--- Start ---

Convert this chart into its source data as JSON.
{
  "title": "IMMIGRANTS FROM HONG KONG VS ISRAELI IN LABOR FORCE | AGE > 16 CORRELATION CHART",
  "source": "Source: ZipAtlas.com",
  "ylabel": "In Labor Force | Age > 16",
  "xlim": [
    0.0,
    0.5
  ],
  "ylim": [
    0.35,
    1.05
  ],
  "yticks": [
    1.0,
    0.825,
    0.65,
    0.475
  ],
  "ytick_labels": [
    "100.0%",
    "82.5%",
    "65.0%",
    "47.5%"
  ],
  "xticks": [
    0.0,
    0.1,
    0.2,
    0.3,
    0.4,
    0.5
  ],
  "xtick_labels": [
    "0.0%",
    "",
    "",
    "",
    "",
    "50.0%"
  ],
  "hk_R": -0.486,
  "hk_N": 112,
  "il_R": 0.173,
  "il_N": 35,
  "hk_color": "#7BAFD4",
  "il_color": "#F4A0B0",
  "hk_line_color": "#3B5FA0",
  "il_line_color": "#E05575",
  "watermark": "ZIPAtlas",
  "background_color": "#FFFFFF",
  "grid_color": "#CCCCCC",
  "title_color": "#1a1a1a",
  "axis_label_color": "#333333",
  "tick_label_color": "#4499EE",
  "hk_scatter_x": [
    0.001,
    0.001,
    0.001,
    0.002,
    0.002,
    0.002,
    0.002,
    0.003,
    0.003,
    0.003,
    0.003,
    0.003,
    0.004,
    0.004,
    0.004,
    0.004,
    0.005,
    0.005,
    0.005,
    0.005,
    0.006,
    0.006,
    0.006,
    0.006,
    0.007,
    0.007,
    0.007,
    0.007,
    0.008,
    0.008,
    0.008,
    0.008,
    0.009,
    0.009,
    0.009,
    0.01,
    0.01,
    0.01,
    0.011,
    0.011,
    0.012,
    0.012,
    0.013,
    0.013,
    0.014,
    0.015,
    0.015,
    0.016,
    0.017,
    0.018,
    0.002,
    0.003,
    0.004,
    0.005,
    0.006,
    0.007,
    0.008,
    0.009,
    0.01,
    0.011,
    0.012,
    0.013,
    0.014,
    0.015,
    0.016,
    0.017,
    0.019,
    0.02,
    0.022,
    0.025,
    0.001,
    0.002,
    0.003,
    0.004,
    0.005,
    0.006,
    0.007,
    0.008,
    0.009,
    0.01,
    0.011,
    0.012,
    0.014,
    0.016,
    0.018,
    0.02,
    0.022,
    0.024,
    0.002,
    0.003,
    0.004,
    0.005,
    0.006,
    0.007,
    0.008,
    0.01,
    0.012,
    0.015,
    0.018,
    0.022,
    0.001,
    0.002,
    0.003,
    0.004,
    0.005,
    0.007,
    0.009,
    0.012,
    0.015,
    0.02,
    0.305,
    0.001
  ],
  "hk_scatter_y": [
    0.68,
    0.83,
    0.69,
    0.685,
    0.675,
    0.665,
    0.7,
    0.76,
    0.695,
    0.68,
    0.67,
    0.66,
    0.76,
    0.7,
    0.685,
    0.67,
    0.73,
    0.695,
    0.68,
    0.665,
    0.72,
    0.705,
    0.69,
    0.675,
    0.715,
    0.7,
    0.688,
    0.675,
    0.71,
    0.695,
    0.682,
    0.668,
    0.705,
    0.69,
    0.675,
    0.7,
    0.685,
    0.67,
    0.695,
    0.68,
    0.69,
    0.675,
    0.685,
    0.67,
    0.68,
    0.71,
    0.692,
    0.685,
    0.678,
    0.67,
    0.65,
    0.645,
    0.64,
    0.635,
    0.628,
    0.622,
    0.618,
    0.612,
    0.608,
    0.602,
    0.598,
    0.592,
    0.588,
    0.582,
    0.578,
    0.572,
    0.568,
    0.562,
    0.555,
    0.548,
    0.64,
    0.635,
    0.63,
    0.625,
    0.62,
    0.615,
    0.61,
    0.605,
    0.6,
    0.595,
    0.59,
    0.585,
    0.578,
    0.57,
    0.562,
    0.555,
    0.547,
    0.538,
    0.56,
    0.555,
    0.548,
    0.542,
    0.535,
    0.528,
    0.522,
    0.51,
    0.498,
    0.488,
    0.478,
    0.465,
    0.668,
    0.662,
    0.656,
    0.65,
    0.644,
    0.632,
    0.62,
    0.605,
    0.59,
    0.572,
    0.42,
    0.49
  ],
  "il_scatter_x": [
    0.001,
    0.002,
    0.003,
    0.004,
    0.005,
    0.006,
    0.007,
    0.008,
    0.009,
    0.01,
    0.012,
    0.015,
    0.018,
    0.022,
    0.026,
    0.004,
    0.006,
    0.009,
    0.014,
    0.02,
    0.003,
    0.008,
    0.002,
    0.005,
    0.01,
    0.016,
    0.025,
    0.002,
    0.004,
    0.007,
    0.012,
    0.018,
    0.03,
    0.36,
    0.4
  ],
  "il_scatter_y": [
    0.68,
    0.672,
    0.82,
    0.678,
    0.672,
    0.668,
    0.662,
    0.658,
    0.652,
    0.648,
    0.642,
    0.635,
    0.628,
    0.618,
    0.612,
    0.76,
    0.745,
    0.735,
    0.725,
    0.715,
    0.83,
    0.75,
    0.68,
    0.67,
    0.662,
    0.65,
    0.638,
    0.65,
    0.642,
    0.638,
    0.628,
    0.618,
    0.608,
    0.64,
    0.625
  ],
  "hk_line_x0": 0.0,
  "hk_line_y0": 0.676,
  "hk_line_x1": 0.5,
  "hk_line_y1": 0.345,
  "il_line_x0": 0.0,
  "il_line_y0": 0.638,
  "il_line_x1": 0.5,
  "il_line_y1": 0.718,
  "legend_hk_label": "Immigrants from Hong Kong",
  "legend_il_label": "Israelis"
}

--- End ---

◆ Description of the task: Identify lines with the string "source". Copy each one.

◆ Response for this exercise:
Convert this chart into its source data as JSON.
  "source": "Source: ZipAtlas.com",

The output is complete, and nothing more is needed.